STATED TASK: In the listing below, locate the lines bearing the word "Wahl". Copy every one of them.

Rows from a dataset
◆ ◆ ◆ ◆

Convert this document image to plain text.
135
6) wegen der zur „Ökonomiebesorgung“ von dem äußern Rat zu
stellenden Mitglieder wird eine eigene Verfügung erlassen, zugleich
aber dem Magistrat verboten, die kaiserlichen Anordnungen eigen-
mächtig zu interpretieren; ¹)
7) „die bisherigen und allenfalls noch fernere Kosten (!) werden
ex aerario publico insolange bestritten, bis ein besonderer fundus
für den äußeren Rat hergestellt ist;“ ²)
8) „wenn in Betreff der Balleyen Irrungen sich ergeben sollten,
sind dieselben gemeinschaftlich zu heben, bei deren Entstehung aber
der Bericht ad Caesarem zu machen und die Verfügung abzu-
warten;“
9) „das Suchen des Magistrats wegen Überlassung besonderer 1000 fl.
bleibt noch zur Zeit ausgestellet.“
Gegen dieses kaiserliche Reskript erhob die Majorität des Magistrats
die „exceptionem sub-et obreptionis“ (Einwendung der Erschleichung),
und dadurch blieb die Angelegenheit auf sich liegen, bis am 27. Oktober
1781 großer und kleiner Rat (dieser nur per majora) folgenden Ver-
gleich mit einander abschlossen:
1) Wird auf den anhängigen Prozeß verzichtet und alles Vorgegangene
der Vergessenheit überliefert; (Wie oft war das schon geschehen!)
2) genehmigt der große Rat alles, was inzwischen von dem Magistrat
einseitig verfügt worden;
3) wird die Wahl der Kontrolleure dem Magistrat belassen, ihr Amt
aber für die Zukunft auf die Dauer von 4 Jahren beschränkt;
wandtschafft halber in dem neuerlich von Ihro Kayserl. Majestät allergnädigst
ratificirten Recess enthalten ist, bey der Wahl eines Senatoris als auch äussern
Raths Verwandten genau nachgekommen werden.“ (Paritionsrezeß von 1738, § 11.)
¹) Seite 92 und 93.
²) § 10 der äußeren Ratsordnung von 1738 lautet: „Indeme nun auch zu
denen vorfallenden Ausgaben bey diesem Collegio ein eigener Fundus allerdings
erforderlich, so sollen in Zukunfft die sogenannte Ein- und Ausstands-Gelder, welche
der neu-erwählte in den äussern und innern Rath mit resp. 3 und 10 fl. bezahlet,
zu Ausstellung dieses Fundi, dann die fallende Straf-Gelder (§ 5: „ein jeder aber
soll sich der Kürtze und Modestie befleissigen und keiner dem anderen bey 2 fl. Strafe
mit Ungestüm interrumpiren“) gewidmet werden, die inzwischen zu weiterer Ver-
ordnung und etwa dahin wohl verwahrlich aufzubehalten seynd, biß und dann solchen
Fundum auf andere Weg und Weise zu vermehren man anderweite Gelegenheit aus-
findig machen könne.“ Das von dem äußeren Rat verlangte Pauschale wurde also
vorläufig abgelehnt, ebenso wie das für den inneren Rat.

◆ ◆ ◆ ◆

WRITTEN SOLUTION:
3) wird die Wahl der Kontrolleure dem Magistrat belassen, ihr Amt
ratificirten Recess enthalten ist, bey der Wahl eines Senatoris als auch äussern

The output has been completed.